Reply with one number: the count of lines in the records below that hold "Sleeve".

**** Extracted records

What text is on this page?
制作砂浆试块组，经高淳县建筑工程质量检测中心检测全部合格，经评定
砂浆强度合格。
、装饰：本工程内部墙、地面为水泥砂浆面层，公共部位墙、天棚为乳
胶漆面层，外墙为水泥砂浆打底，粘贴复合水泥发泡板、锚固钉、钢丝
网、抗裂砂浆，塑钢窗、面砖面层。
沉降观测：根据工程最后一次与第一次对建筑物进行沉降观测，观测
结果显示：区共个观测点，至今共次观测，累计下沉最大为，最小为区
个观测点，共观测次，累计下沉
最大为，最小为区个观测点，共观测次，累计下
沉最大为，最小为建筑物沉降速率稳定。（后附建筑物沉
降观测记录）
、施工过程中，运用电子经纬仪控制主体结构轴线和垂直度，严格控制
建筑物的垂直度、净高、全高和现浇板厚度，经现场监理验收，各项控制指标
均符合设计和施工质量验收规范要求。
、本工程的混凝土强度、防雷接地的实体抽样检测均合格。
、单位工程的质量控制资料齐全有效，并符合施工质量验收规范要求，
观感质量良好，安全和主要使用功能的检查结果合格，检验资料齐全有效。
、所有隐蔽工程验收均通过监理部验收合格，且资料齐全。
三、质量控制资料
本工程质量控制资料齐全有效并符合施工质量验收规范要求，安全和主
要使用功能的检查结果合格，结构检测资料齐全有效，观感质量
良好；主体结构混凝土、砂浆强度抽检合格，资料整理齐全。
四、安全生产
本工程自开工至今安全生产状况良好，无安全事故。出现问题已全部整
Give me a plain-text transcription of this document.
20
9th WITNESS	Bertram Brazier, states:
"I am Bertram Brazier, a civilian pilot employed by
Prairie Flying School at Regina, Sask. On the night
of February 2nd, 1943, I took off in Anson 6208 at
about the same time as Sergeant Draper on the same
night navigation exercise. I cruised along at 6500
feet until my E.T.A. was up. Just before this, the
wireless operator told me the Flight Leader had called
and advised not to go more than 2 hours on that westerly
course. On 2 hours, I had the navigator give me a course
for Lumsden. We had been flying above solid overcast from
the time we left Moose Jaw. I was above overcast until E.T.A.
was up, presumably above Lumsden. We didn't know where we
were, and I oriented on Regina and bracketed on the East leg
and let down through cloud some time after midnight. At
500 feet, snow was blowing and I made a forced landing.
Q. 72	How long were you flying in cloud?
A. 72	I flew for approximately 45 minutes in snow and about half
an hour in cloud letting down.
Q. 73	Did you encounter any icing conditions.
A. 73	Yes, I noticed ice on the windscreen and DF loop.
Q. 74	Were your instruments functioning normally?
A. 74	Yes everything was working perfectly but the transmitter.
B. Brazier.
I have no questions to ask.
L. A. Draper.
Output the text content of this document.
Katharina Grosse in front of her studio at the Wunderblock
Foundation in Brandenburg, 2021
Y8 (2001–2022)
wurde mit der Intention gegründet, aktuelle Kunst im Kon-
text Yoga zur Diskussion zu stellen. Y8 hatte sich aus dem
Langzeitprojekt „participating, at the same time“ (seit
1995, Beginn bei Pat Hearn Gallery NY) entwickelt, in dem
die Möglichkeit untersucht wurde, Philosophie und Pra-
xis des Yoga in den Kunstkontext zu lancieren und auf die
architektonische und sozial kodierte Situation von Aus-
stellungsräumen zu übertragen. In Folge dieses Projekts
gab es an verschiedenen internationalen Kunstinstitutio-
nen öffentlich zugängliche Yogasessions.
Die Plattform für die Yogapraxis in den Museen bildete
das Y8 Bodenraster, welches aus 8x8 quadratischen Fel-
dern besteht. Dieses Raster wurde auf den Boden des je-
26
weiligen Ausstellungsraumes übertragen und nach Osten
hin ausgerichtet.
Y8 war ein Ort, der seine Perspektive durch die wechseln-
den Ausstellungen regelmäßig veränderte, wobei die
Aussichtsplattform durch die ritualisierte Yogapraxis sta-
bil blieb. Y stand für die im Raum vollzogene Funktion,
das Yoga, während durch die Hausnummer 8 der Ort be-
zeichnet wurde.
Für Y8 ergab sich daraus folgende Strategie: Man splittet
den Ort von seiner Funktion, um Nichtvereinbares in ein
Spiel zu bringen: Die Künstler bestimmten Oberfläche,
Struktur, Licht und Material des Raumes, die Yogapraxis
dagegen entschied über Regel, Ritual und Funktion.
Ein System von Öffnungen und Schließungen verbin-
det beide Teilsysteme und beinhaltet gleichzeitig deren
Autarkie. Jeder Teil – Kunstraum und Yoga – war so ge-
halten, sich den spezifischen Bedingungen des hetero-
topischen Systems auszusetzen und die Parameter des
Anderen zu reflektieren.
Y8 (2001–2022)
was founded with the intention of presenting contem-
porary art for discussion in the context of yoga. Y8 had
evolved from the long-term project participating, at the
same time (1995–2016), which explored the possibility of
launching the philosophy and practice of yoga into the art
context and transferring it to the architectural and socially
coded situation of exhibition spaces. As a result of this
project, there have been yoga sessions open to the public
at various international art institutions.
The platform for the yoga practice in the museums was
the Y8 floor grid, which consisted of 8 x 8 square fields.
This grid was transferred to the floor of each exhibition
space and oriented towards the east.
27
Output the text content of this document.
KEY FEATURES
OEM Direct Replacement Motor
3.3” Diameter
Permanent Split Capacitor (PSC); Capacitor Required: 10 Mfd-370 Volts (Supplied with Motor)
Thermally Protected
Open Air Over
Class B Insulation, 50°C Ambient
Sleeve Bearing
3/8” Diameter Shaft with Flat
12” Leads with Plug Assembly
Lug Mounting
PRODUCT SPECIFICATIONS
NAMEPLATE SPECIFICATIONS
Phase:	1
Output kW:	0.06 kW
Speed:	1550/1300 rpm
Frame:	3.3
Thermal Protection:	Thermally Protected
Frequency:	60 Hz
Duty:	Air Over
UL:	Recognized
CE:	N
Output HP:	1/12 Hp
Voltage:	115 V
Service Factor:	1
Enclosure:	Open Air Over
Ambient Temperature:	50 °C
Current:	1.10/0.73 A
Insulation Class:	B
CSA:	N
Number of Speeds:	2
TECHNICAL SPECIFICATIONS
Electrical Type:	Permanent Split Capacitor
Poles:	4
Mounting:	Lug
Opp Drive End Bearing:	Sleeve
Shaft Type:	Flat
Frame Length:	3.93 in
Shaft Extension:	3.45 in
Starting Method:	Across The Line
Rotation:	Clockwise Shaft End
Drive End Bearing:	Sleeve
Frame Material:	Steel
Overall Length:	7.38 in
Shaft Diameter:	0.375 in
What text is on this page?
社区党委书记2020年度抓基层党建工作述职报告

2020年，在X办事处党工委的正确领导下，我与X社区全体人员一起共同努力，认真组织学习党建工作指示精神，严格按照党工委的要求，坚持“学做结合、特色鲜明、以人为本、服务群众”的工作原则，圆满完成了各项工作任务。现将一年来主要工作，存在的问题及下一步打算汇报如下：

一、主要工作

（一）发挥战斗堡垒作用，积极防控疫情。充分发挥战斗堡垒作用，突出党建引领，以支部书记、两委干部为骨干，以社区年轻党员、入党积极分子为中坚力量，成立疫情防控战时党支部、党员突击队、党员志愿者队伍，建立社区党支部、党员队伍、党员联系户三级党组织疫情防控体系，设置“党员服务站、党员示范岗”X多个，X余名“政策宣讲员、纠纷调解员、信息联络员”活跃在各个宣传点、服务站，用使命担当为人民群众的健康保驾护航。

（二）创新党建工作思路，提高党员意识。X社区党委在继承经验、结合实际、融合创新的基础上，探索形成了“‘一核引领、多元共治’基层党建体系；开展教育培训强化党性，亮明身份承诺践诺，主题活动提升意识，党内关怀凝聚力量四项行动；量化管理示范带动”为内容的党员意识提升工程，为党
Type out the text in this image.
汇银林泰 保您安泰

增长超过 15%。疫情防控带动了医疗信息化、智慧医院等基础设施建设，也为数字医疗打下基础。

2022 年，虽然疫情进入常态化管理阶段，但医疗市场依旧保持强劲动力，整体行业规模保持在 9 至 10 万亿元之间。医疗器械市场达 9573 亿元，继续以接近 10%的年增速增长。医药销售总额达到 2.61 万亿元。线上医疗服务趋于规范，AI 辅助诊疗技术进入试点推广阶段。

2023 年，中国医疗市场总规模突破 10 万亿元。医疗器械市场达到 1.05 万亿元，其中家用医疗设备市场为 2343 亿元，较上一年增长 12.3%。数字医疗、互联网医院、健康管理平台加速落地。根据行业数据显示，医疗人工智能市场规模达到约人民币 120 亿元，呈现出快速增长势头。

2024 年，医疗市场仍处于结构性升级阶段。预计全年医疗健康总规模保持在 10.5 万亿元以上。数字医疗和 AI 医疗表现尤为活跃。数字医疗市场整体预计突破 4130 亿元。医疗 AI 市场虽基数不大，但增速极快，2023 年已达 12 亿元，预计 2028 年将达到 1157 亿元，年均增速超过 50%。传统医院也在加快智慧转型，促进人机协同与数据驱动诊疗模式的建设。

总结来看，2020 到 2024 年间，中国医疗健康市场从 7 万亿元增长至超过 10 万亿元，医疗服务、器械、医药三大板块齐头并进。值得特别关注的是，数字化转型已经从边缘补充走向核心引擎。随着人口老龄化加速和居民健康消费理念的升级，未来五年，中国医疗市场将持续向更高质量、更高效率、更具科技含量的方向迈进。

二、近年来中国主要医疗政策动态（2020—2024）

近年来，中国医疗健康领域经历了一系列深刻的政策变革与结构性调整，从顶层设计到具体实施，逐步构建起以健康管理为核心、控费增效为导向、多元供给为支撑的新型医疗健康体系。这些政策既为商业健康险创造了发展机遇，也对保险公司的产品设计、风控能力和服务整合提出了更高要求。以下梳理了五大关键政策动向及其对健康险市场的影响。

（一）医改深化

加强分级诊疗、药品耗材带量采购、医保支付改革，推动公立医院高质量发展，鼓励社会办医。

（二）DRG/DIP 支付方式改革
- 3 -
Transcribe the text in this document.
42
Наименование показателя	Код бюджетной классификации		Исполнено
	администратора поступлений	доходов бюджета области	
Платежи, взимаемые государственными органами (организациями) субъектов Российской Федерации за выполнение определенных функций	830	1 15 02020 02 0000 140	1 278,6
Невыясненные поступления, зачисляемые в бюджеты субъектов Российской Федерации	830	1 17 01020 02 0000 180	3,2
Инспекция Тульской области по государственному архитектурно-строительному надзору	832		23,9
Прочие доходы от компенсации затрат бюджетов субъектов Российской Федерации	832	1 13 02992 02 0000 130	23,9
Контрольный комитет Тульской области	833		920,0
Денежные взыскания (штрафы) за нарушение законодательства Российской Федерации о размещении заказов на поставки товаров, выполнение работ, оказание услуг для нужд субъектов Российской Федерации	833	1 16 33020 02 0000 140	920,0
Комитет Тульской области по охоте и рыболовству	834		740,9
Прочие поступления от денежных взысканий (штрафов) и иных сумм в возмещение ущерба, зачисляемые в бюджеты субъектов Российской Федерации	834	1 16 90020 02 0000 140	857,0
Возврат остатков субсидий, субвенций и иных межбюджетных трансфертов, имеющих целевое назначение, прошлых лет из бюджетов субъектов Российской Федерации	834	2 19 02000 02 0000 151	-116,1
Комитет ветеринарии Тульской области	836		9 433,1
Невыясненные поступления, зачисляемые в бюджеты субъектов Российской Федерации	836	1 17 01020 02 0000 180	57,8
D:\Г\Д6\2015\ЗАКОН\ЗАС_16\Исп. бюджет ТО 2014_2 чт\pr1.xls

********

▶ _Worked solution_
3